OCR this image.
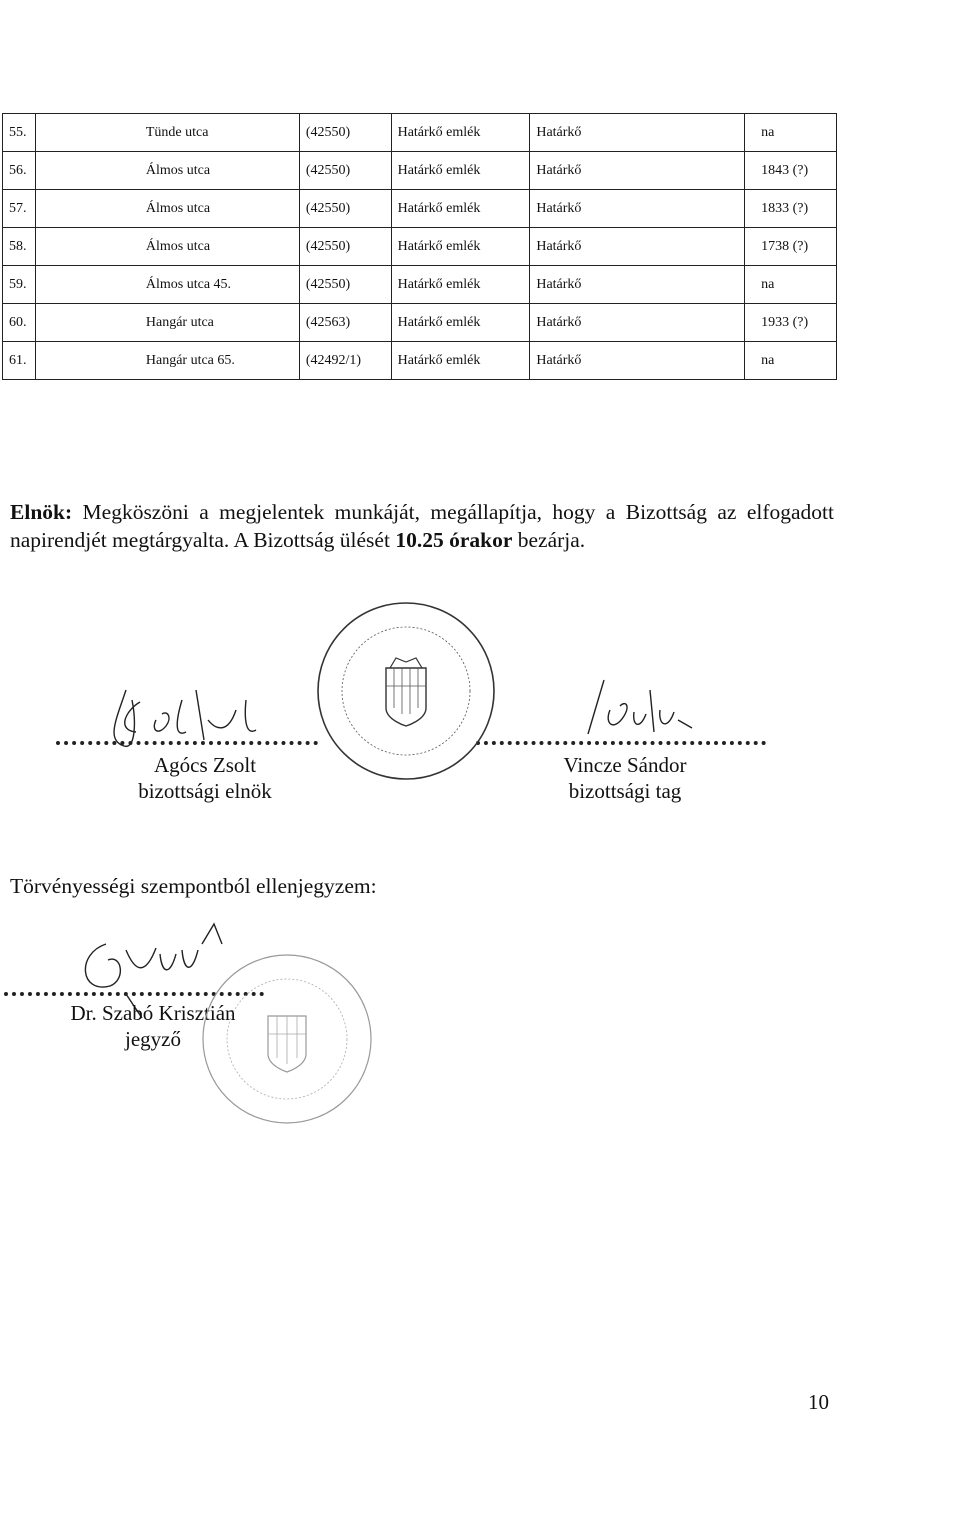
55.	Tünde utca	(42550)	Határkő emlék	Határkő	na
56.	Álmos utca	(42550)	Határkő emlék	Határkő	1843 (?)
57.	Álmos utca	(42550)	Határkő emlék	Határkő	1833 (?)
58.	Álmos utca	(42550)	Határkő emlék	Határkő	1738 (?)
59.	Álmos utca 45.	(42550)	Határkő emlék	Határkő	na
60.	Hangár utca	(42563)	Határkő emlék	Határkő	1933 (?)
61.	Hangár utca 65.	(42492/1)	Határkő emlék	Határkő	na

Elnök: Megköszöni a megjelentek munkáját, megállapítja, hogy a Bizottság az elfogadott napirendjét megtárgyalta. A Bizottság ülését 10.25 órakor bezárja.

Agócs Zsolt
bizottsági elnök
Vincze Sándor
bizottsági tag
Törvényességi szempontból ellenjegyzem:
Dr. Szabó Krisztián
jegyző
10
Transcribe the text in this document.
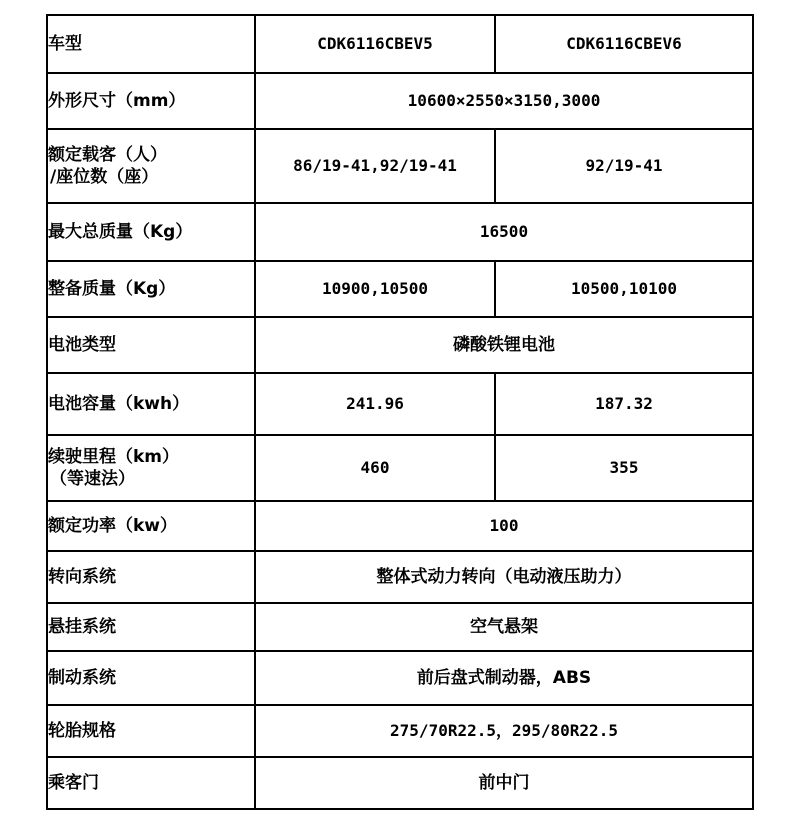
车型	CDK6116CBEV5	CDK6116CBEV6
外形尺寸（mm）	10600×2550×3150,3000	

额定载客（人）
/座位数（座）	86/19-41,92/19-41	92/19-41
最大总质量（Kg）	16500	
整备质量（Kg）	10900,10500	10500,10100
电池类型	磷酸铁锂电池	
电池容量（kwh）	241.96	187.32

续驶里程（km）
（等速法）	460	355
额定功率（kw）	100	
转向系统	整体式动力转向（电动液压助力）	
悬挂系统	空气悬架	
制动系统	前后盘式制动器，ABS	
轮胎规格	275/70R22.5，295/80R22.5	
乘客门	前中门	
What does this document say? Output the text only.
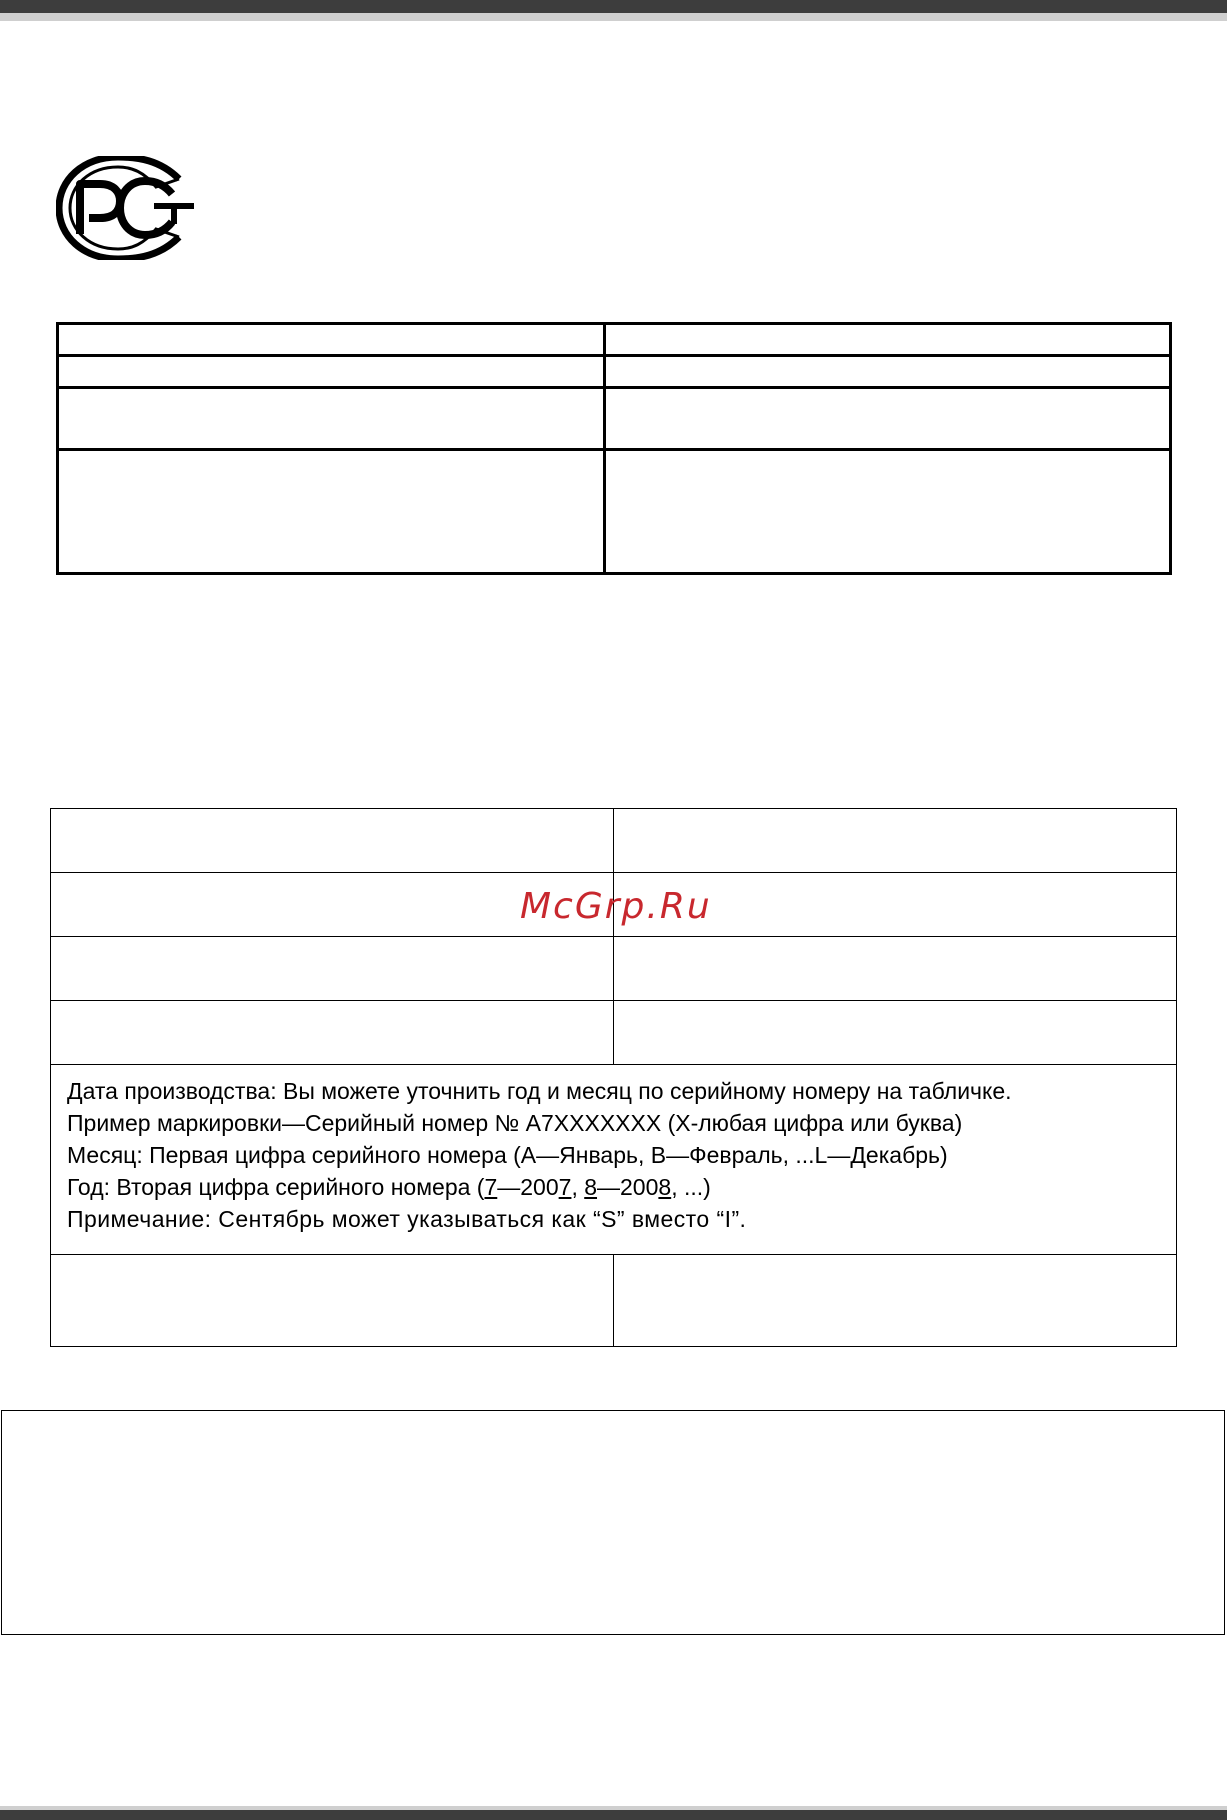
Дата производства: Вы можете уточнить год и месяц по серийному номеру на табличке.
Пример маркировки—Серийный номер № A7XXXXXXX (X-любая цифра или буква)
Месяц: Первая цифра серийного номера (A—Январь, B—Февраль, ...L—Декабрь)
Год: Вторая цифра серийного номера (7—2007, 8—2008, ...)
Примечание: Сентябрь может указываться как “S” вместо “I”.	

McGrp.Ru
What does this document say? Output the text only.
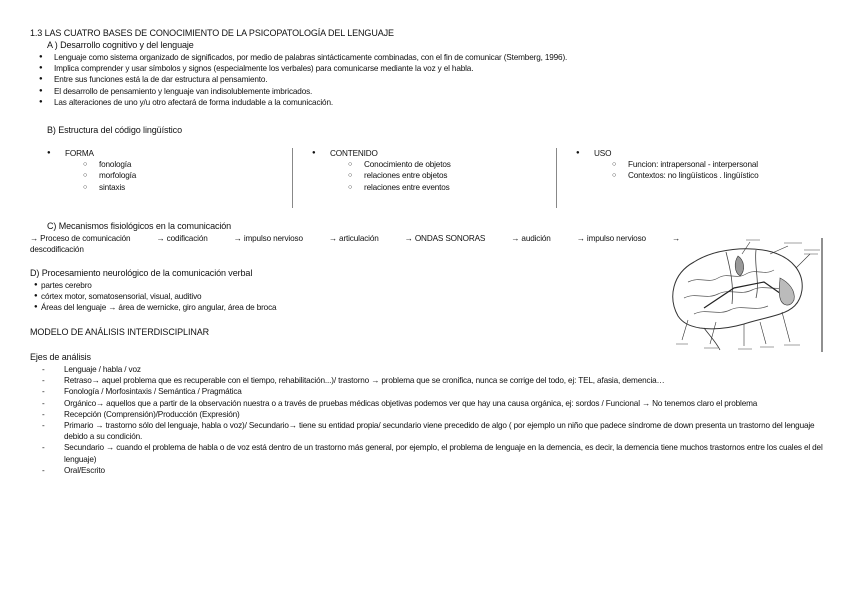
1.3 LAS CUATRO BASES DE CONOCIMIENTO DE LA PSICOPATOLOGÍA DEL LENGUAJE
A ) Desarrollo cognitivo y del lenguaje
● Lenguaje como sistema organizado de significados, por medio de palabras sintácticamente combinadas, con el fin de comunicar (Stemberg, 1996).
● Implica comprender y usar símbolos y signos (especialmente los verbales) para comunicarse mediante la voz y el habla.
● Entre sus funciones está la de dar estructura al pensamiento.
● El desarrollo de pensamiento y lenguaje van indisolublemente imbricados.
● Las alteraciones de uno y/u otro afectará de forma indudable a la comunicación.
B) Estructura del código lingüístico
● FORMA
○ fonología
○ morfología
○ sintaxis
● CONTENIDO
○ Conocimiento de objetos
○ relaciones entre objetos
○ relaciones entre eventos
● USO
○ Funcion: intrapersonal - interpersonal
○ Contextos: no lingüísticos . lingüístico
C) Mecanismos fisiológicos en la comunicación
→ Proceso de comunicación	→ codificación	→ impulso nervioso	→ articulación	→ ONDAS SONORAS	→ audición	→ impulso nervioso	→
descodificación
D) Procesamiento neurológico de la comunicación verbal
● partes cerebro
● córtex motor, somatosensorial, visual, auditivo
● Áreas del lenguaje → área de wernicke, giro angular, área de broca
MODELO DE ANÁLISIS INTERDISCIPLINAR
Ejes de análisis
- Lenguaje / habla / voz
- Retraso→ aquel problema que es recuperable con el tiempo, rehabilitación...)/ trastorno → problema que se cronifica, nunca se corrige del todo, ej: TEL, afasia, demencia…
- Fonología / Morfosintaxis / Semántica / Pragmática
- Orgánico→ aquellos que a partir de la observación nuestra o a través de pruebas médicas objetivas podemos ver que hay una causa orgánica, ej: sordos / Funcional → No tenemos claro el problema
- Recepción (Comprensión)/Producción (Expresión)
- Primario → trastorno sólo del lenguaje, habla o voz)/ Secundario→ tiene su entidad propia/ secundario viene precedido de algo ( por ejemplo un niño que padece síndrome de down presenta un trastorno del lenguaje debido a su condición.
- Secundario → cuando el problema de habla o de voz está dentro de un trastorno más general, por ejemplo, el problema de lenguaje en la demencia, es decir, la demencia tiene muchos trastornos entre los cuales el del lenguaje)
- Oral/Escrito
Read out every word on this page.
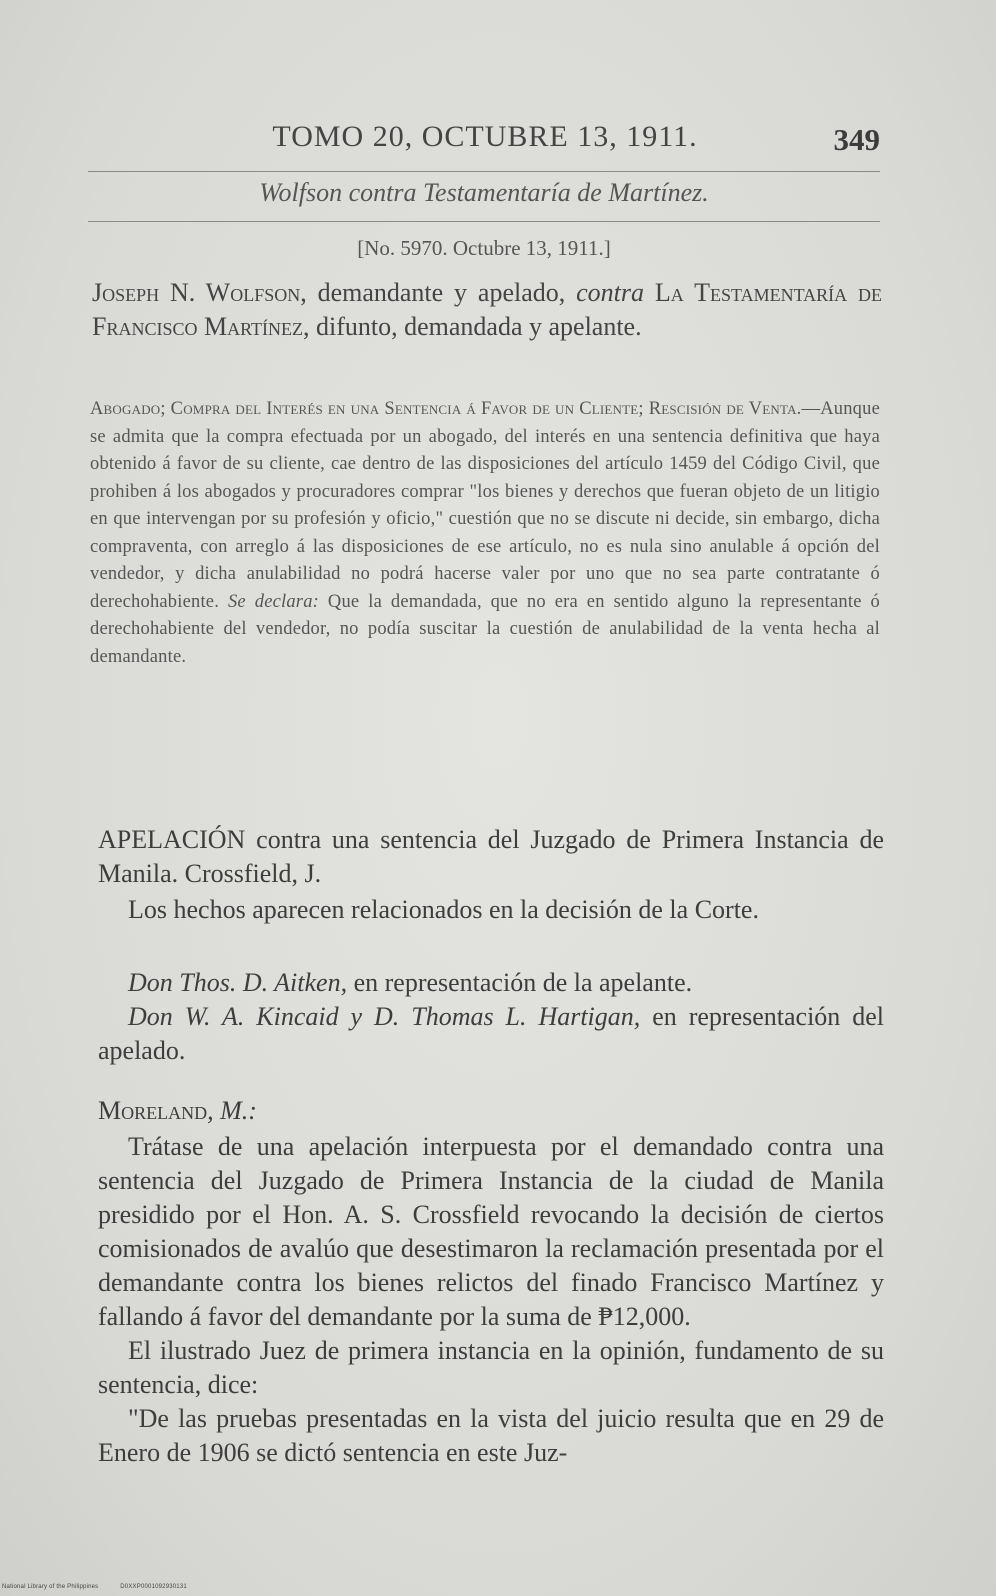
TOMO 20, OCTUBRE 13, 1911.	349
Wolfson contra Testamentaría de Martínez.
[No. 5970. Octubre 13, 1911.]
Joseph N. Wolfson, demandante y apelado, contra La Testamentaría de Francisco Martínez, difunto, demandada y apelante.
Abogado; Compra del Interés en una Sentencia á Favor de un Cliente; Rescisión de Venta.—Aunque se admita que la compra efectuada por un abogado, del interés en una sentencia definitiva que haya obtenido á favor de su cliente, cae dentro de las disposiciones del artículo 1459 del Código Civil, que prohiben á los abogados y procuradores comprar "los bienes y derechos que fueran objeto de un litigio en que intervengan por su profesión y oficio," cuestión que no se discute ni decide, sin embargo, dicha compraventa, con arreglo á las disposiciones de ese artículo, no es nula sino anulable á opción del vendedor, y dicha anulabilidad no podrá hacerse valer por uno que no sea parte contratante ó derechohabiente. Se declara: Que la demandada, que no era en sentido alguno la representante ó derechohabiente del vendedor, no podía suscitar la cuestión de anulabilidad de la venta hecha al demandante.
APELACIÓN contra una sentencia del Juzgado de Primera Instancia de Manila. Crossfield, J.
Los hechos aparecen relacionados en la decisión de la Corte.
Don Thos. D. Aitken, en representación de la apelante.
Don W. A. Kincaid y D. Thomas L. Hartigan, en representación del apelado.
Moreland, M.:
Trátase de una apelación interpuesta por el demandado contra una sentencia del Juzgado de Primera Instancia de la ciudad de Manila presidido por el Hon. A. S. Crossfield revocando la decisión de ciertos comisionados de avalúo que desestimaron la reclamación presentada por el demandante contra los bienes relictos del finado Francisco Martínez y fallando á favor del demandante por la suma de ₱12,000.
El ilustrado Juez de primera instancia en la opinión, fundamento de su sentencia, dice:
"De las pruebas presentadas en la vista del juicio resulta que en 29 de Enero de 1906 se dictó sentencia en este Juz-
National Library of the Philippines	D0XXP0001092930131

**DO THIS**
Restate word for word the lines above that start at the line containing "Read out every word on this page." and run to the end of the listing; exclude the pictures.

**RESPONSE**
Read out every word on this page.
TOMO 20, OCTUBRE 13, 1911.	349
Wolfson contra Testamentaría de Martínez.
[No. 5970. Octubre 13, 1911.]
Joseph N. Wolfson, demandante y apelado, contra La Testamentaría de Francisco Martínez, difunto, demandada y apelante.
Abogado; Compra del Interés en una Sentencia á Favor de un Cliente; Rescisión de Venta.—Aunque se admita que la compra efectuada por un abogado, del interés en una sentencia definitiva que haya obtenido á favor de su cliente, cae dentro de las disposiciones del artículo 1459 del Código Civil, que prohiben á los abogados y procuradores comprar "los bienes y derechos que fueran objeto de un litigio en que intervengan por su profesión y oficio," cuestión que no se discute ni decide, sin embargo, dicha compraventa, con arreglo á las disposiciones de ese artículo, no es nula sino anulable á opción del vendedor, y dicha anulabilidad no podrá hacerse valer por uno que no sea parte contratante ó derechohabiente. Se declara: Que la demandada, que no era en sentido alguno la representante ó derechohabiente del vendedor, no podía suscitar la cuestión de anulabilidad de la venta hecha al demandante.
APELACIÓN contra una sentencia del Juzgado de Primera Instancia de Manila. Crossfield, J.
Los hechos aparecen relacionados en la decisión de la Corte.
Don Thos. D. Aitken, en representación de la apelante.
Don W. A. Kincaid y D. Thomas L. Hartigan, en representación del apelado.
Moreland, M.:
Trátase de una apelación interpuesta por el demandado contra una sentencia del Juzgado de Primera Instancia de la ciudad de Manila presidido por el Hon. A. S. Crossfield revocando la decisión de ciertos comisionados de avalúo que desestimaron la reclamación presentada por el demandante contra los bienes relictos del finado Francisco Martínez y fallando á favor del demandante por la suma de ₱12,000.
El ilustrado Juez de primera instancia en la opinión, fundamento de su sentencia, dice:
"De las pruebas presentadas en la vista del juicio resulta que en 29 de Enero de 1906 se dictó sentencia en este Juz-
National Library of the Philippines	D0XXP0001092930131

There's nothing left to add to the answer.